[BEGIN The data]

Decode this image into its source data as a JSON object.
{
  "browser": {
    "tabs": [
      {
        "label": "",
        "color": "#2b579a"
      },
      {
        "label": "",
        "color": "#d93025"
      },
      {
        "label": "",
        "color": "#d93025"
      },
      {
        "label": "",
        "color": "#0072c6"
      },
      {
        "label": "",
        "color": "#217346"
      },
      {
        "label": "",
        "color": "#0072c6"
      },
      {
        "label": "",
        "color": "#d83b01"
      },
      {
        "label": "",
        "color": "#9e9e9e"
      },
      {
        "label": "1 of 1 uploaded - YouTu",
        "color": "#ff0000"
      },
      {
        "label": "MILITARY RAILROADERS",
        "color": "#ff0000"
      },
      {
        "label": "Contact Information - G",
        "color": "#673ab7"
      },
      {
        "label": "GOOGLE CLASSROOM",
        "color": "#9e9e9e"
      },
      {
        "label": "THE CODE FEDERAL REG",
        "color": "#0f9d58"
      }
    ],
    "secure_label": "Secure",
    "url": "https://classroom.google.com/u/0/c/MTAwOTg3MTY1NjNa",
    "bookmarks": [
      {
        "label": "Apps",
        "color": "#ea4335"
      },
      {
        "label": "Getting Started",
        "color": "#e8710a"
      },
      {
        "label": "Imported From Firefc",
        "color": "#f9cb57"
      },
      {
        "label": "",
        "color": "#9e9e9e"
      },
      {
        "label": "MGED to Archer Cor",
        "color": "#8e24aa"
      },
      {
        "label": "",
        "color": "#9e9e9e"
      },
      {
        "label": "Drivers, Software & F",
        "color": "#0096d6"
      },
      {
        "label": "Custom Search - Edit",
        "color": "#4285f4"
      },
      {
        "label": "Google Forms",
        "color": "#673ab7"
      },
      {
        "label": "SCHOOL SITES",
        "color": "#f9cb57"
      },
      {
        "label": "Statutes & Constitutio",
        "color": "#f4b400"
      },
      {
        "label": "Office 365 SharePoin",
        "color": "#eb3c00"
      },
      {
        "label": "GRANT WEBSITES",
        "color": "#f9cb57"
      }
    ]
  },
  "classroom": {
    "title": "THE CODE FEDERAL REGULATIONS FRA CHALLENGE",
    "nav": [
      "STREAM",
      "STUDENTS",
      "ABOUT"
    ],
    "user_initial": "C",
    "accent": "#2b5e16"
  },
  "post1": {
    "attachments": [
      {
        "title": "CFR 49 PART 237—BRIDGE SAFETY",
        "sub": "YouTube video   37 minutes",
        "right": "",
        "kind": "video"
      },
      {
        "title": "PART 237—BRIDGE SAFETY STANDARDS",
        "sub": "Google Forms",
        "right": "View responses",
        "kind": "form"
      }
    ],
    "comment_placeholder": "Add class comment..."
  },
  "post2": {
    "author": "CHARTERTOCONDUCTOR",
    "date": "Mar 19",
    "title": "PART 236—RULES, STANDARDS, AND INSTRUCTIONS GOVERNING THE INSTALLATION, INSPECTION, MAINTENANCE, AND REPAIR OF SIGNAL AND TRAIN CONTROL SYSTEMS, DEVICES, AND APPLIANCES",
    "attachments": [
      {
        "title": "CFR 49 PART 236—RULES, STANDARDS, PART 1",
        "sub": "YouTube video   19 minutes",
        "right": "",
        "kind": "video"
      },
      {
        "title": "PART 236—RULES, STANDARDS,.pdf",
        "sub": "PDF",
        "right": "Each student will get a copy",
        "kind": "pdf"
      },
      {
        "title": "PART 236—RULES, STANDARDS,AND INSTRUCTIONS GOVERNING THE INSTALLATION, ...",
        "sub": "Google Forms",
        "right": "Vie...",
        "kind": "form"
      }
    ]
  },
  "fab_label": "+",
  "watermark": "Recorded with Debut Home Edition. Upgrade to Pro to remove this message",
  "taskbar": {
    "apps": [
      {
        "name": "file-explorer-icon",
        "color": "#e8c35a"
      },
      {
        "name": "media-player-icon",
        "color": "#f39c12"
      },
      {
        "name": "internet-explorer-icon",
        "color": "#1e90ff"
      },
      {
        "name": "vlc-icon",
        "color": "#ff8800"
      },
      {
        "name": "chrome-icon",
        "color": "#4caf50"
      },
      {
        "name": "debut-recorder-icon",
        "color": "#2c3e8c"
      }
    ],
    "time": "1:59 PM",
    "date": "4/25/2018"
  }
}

[END The data]

**Given request**
Output all records verbatim.

**Written reply**
Decode this image into its source data as a JSON object.
{
  "browser": {
    "tabs": [
      {
        "label": "",
        "color": "#2b579a"
      },
      {
        "label": "",
        "color": "#d93025"
      },
      {
        "label": "",
        "color": "#d93025"
      },
      {
        "label": "",
        "color": "#0072c6"
      },
      {
        "label": "",
        "color": "#217346"
      },
      {
        "label": "",
        "color": "#0072c6"
      },
      {
        "label": "",
        "color": "#d83b01"
      },
      {
        "label": "",
        "color": "#9e9e9e"
      },
      {
        "label": "1 of 1 uploaded - YouTu",
        "color": "#ff0000"
      },
      {
        "label": "MILITARY RAILROADERS",
        "color": "#ff0000"
      },
      {
        "label": "Contact Information - G",
        "color": "#673ab7"
      },
      {
        "label": "GOOGLE CLASSROOM",
        "color": "#9e9e9e"
      },
      {
        "label": "THE CODE FEDERAL REG",
        "color": "#0f9d58"
      }
    ],
    "secure_label": "Secure",
    "url": "https://classroom.google.com/u/0/c/MTAwOTg3MTY1NjNa",
    "bookmarks": [
      {
        "label": "Apps",
        "color": "#ea4335"
      },
      {
        "label": "Getting Started",
        "color": "#e8710a"
      },
      {
        "label": "Imported From Firefc",
        "color": "#f9cb57"
      },
      {
        "label": "",
        "color": "#9e9e9e"
      },
      {
        "label": "MGED to Archer Cor",
        "color": "#8e24aa"
      },
      {
        "label": "",
        "color": "#9e9e9e"
      },
      {
        "label": "Drivers, Software & F",
        "color": "#0096d6"
      },
      {
        "label": "Custom Search - Edit",
        "color": "#4285f4"
      },
      {
        "label": "Google Forms",
        "color": "#673ab7"
      },
      {
        "label": "SCHOOL SITES",
        "color": "#f9cb57"
      },
      {
        "label": "Statutes & Constitutio",
        "color": "#f4b400"
      },
      {
        "label": "Office 365 SharePoin",
        "color": "#eb3c00"
      },
      {
        "label": "GRANT WEBSITES",
        "color": "#f9cb57"
      }
    ]
  },
  "classroom": {
    "title": "THE CODE FEDERAL REGULATIONS FRA CHALLENGE",
    "nav": [
      "STREAM",
      "STUDENTS",
      "ABOUT"
    ],
    "user_initial": "C",
    "accent": "#2b5e16"
  },
  "post1": {
    "attachments": [
      {
        "title": "CFR 49 PART 237—BRIDGE SAFETY",
        "sub": "YouTube video   37 minutes",
        "right": "",
        "kind": "video"
      },
      {
        "title": "PART 237—BRIDGE SAFETY STANDARDS",
        "sub": "Google Forms",
        "right": "View responses",
        "kind": "form"
      }
    ],
    "comment_placeholder": "Add class comment..."
  },
  "post2": {
    "author": "CHARTERTOCONDUCTOR",
    "date": "Mar 19",
    "title": "PART 236—RULES, STANDARDS, AND INSTRUCTIONS GOVERNING THE INSTALLATION, INSPECTION, MAINTENANCE, AND REPAIR OF SIGNAL AND TRAIN CONTROL SYSTEMS, DEVICES, AND APPLIANCES",
    "attachments": [
      {
        "title": "CFR 49 PART 236—RULES, STANDARDS, PART 1",
        "sub": "YouTube video   19 minutes",
        "right": "",
        "kind": "video"
      },
      {
        "title": "PART 236—RULES, STANDARDS,.pdf",
        "sub": "PDF",
        "right": "Each student will get a copy",
        "kind": "pdf"
      },
      {
        "title": "PART 236—RULES, STANDARDS,AND INSTRUCTIONS GOVERNING THE INSTALLATION, ...",
        "sub": "Google Forms",
        "right": "Vie...",
        "kind": "form"
      }
    ]
  },
  "fab_label": "+",
  "watermark": "Recorded with Debut Home Edition. Upgrade to Pro to remove this message",
  "taskbar": {
    "apps": [
      {
        "name": "file-explorer-icon",
        "color": "#e8c35a"
      },
      {
        "name": "media-player-icon",
        "color": "#f39c12"
      },
      {
        "name": "internet-explorer-icon",
        "color": "#1e90ff"
      },
      {
        "name": "vlc-icon",
        "color": "#ff8800"
      },
      {
        "name": "chrome-icon",
        "color": "#4caf50"
      },
      {
        "name": "debut-recorder-icon",
        "color": "#2c3e8c"
      }
    ],
    "time": "1:59 PM",
    "date": "4/25/2018"
  }
}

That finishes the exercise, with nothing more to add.